* **Task**
How many lines hold the string "name"? Reply with the number alone.

* **Supplied material**
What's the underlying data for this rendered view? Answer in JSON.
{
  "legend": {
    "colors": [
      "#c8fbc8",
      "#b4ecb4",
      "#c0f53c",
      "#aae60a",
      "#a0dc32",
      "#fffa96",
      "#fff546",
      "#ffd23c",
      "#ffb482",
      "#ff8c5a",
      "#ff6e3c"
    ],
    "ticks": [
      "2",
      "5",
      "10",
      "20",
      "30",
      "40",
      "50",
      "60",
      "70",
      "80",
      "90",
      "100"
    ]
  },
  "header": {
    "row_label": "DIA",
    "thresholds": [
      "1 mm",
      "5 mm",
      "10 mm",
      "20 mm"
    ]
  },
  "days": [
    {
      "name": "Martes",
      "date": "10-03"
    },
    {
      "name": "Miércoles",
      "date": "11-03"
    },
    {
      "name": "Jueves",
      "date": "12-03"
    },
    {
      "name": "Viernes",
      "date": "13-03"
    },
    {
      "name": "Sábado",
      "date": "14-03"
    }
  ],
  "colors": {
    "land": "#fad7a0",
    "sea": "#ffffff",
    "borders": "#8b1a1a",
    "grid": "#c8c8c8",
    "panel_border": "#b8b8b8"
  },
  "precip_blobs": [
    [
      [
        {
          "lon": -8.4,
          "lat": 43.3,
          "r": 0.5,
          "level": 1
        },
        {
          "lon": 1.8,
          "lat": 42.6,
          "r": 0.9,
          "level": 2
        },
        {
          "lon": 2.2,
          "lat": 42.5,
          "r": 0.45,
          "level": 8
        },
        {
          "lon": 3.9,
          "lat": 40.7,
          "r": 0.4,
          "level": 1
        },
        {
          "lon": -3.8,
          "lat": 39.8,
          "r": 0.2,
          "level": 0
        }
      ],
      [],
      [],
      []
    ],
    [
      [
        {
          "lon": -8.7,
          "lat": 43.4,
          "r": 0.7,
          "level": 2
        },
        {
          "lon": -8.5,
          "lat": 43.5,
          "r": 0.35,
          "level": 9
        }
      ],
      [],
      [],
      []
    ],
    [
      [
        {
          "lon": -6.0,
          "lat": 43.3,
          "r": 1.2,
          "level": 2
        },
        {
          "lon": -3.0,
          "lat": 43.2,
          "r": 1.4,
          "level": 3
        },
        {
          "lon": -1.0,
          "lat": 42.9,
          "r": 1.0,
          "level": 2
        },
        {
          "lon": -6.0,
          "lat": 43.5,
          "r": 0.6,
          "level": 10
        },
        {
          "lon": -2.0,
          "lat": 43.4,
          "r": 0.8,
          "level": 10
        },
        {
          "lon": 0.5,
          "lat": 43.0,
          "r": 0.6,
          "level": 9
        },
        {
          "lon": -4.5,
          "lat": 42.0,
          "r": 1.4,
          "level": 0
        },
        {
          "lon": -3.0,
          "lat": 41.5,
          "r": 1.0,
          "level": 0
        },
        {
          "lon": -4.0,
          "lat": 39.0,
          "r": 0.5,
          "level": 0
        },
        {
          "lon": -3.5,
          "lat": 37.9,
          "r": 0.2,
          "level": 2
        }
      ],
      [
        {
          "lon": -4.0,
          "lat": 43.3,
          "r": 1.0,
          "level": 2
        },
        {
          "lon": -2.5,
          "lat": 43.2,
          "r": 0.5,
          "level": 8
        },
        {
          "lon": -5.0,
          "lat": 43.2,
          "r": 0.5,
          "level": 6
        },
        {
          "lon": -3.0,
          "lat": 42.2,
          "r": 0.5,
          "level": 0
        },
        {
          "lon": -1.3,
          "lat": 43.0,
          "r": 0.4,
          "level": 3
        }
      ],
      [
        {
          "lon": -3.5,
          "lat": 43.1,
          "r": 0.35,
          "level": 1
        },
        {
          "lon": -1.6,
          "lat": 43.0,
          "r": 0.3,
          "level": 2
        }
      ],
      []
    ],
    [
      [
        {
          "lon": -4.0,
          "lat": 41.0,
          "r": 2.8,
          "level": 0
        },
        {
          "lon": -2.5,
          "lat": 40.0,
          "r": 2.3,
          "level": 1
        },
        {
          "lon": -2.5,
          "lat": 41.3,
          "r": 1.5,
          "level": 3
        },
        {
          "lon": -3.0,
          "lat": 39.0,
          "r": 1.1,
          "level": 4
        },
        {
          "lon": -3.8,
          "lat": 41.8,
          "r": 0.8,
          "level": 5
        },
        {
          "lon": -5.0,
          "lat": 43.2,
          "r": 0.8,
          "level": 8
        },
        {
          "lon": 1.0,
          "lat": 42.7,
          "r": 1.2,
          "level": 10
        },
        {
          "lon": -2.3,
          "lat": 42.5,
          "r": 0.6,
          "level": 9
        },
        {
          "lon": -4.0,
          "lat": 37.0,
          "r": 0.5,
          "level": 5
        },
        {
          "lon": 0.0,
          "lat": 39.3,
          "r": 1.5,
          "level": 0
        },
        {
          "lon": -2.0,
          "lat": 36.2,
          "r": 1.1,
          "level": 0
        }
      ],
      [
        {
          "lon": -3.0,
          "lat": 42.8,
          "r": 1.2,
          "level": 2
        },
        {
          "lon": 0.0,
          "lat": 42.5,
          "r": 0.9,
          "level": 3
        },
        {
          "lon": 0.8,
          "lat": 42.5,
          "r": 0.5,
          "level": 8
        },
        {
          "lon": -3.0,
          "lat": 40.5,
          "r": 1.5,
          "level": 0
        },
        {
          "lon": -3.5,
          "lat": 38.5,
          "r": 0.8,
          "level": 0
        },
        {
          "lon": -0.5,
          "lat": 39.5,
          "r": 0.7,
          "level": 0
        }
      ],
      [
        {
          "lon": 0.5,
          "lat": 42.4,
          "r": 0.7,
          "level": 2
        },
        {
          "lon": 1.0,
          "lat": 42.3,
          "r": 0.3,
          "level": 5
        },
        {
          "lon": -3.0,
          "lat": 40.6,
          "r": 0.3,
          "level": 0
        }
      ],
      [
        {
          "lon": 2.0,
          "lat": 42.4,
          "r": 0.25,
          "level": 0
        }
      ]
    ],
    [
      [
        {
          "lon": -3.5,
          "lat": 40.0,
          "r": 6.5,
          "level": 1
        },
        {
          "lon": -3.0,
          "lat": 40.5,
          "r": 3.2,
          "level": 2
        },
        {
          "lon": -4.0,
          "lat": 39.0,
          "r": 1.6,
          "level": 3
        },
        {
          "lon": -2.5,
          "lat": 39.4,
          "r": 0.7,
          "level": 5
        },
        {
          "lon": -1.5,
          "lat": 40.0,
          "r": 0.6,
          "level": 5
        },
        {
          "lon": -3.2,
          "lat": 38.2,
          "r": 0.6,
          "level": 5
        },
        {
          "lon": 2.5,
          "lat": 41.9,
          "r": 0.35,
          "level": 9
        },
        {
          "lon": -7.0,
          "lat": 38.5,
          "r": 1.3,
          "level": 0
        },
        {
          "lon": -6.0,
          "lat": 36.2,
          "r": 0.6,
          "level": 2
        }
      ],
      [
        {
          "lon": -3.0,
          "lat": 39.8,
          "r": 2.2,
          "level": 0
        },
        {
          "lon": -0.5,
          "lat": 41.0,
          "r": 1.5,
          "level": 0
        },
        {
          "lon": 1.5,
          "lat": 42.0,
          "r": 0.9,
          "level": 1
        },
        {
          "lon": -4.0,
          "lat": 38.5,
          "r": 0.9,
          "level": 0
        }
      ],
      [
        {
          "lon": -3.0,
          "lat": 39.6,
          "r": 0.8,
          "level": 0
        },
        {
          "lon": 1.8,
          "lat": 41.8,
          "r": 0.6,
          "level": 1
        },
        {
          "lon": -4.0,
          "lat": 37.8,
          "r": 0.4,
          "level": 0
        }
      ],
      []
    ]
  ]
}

* **The reply**
5